Reproduce the material exactly, omitting nothing.
____
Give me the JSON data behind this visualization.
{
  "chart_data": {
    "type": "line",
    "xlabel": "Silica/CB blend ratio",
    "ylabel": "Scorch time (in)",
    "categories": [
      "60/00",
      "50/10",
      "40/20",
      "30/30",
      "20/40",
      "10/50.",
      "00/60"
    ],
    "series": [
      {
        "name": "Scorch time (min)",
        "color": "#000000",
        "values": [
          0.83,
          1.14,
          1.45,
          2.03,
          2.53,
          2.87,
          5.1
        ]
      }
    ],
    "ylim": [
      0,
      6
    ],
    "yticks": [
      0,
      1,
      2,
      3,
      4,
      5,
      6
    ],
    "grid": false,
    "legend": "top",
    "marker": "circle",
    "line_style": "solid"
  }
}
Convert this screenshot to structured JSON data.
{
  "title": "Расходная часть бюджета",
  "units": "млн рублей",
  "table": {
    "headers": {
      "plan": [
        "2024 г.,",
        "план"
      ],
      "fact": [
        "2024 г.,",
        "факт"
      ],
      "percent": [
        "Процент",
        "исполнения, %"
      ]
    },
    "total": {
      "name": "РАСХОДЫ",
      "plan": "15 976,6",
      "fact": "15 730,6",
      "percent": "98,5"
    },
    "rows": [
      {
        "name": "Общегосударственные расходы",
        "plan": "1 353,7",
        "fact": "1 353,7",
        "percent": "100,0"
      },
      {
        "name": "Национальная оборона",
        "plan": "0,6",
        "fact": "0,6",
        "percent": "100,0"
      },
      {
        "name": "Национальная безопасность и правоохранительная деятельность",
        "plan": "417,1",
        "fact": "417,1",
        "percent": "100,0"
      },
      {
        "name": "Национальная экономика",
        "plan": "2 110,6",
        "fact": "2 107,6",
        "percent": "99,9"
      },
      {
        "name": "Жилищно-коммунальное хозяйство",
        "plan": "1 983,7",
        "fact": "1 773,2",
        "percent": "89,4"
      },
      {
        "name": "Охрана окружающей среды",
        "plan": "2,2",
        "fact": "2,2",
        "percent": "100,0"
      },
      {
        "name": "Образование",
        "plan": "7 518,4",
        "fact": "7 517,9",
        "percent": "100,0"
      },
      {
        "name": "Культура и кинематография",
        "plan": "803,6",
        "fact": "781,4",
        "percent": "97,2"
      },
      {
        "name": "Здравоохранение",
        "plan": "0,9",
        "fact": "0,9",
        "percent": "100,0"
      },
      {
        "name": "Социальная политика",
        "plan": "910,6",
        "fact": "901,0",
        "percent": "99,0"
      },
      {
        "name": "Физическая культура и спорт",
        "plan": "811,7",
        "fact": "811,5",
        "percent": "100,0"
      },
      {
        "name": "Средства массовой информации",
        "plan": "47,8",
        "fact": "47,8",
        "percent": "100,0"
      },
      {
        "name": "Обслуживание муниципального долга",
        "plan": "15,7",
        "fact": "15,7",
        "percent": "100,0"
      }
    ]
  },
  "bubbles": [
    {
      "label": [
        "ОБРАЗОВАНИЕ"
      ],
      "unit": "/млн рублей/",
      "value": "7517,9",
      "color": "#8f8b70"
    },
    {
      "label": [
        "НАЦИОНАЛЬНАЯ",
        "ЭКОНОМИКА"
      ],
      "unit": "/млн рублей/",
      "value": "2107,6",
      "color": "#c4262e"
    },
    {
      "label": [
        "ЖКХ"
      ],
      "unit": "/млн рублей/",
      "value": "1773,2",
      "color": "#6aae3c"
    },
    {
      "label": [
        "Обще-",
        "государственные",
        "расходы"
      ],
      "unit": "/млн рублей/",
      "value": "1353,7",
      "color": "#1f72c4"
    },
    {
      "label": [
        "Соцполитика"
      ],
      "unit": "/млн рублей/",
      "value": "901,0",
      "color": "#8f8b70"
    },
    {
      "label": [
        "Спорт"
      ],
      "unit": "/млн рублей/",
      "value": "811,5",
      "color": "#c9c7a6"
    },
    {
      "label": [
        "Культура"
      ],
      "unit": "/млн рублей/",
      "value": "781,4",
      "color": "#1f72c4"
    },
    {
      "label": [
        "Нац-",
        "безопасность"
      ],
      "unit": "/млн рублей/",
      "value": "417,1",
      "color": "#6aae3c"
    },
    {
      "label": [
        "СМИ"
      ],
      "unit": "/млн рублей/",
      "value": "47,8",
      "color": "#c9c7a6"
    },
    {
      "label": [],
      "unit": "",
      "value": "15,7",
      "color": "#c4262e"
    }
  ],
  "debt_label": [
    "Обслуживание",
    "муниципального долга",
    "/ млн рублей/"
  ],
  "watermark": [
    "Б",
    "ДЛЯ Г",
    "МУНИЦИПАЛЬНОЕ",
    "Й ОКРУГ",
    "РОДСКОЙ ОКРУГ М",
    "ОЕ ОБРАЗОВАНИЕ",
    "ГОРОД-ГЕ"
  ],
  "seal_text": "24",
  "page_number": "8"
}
____
● OUTPUT:
Give me the JSON data behind this visualization.
{
  "chart_data": {
    "type": "line",
    "xlabel": "Silica/CB blend ratio",
    "ylabel": "Scorch time (in)",
    "categories": [
      "60/00",
      "50/10",
      "40/20",
      "30/30",
      "20/40",
      "10/50.",
      "00/60"
    ],
    "series": [
      {
        "name": "Scorch time (min)",
        "color": "#000000",
        "values": [
          0.83,
          1.14,
          1.45,
          2.03,
          2.53,
          2.87,
          5.1
        ]
      }
    ],
    "ylim": [
      0,
      6
    ],
    "yticks": [
      0,
      1,
      2,
      3,
      4,
      5,
      6
    ],
    "grid": false,
    "legend": "top",
    "marker": "circle",
    "line_style": "solid"
  }
}
Convert this screenshot to structured JSON data.
{
  "title": "Расходная часть бюджета",
  "units": "млн рублей",
  "table": {
    "headers": {
      "plan": [
        "2024 г.,",
        "план"
      ],
      "fact": [
        "2024 г.,",
        "факт"
      ],
      "percent": [
        "Процент",
        "исполнения, %"
      ]
    },
    "total": {
      "name": "РАСХОДЫ",
      "plan": "15 976,6",
      "fact": "15 730,6",
      "percent": "98,5"
    },
    "rows": [
      {
        "name": "Общегосударственные расходы",
        "plan": "1 353,7",
        "fact": "1 353,7",
        "percent": "100,0"
      },
      {
        "name": "Национальная оборона",
        "plan": "0,6",
        "fact": "0,6",
        "percent": "100,0"
      },
      {
        "name": "Национальная безопасность и правоохранительная деятельность",
        "plan": "417,1",
        "fact": "417,1",
        "percent": "100,0"
      },
      {
        "name": "Национальная экономика",
        "plan": "2 110,6",
        "fact": "2 107,6",
        "percent": "99,9"
      },
      {
        "name": "Жилищно-коммунальное хозяйство",
        "plan": "1 983,7",
        "fact": "1 773,2",
        "percent": "89,4"
      },
      {
        "name": "Охрана окружающей среды",
        "plan": "2,2",
        "fact": "2,2",
        "percent": "100,0"
      },
      {
        "name": "Образование",
        "plan": "7 518,4",
        "fact": "7 517,9",
        "percent": "100,0"
      },
      {
        "name": "Культура и кинематография",
        "plan": "803,6",
        "fact": "781,4",
        "percent": "97,2"
      },
      {
        "name": "Здравоохранение",
        "plan": "0,9",
        "fact": "0,9",
        "percent": "100,0"
      },
      {
        "name": "Социальная политика",
        "plan": "910,6",
        "fact": "901,0",
        "percent": "99,0"
      },
      {
        "name": "Физическая культура и спорт",
        "plan": "811,7",
        "fact": "811,5",
        "percent": "100,0"
      },
      {
        "name": "Средства массовой информации",
        "plan": "47,8",
        "fact": "47,8",
        "percent": "100,0"
      },
      {
        "name": "Обслуживание муниципального долга",
        "plan": "15,7",
        "fact": "15,7",
        "percent": "100,0"
      }
    ]
  },
  "bubbles": [
    {
      "label": [
        "ОБРАЗОВАНИЕ"
      ],
      "unit": "/млн рублей/",
      "value": "7517,9",
      "color": "#8f8b70"
    },
    {
      "label": [
        "НАЦИОНАЛЬНАЯ",
        "ЭКОНОМИКА"
      ],
      "unit": "/млн рублей/",
      "value": "2107,6",
      "color": "#c4262e"
    },
    {
      "label": [
        "ЖКХ"
      ],
      "unit": "/млн рублей/",
      "value": "1773,2",
      "color": "#6aae3c"
    },
    {
      "label": [
        "Обще-",
        "государственные",
        "расходы"
      ],
      "unit": "/млн рублей/",
      "value": "1353,7",
      "color": "#1f72c4"
    },
    {
      "label": [
        "Соцполитика"
      ],
      "unit": "/млн рублей/",
      "value": "901,0",
      "color": "#8f8b70"
    },
    {
      "label": [
        "Спорт"
      ],
      "unit": "/млн рублей/",
      "value": "811,5",
      "color": "#c9c7a6"
    },
    {
      "label": [
        "Культура"
      ],
      "unit": "/млн рублей/",
      "value": "781,4",
      "color": "#1f72c4"
    },
    {
      "label": [
        "Нац-",
        "безопасность"
      ],
      "unit": "/млн рублей/",
      "value": "417,1",
      "color": "#6aae3c"
    },
    {
      "label": [
        "СМИ"
      ],
      "unit": "/млн рублей/",
      "value": "47,8",
      "color": "#c9c7a6"
    },
    {
      "label": [],
      "unit": "",
      "value": "15,7",
      "color": "#c4262e"
    }
  ],
  "debt_label": [
    "Обслуживание",
    "муниципального долга",
    "/ млн рублей/"
  ],
  "watermark": [
    "Б",
    "ДЛЯ Г",
    "МУНИЦИПАЛЬНОЕ",
    "Й ОКРУГ",
    "РОДСКОЙ ОКРУГ М",
    "ОЕ ОБРАЗОВАНИЕ",
    "ГОРОД-ГЕ"
  ],
  "seal_text": "24",
  "page_number": "8"
}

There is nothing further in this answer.